Raw records
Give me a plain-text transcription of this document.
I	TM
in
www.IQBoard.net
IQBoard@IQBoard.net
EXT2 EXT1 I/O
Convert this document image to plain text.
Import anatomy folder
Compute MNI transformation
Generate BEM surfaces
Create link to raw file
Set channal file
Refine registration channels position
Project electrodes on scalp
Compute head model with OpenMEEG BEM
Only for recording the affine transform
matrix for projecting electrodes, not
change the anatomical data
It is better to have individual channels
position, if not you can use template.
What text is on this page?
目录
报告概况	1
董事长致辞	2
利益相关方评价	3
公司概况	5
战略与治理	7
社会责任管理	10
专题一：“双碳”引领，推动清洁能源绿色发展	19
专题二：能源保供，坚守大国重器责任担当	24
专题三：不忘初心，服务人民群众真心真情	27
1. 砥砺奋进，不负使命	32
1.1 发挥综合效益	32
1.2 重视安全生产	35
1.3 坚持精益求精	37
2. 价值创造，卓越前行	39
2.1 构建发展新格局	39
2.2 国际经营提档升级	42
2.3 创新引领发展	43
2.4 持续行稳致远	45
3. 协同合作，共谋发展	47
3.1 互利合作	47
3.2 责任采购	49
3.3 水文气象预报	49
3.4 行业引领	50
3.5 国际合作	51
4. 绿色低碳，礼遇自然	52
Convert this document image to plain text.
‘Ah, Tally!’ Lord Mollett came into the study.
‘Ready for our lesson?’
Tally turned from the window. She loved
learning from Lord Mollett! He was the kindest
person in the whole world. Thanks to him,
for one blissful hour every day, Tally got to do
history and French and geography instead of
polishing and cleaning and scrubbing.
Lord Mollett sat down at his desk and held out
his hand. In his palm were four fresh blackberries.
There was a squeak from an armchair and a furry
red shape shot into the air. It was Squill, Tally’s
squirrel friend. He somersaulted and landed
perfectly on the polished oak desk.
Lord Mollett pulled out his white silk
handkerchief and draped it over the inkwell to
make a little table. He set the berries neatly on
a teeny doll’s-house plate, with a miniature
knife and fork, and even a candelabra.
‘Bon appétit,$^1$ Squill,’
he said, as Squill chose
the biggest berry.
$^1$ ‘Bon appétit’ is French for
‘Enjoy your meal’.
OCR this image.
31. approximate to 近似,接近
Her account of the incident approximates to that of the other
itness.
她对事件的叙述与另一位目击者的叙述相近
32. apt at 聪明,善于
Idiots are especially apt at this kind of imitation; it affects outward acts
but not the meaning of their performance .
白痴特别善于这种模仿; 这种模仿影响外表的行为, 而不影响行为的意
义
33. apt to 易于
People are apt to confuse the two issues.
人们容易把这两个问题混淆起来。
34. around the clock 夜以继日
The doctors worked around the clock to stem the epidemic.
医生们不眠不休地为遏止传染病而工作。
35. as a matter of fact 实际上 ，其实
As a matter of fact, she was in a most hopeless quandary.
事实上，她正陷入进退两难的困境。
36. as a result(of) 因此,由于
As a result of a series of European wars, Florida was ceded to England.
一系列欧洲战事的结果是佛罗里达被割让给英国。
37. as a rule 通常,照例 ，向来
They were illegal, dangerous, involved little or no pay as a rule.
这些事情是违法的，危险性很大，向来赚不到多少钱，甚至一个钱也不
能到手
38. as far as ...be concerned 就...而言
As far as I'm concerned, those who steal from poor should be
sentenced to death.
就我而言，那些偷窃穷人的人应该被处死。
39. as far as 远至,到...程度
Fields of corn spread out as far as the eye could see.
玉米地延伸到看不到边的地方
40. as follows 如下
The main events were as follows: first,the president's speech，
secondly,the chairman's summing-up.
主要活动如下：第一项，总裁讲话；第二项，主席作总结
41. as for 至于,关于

Set exercise
Track down every line with the word "Squill" and copy it.

Solution for this problem
red shape shot into the air. It was Squill, Tally’s
‘Bon appétit,$^1$ Squill,’
he said, as Squill chose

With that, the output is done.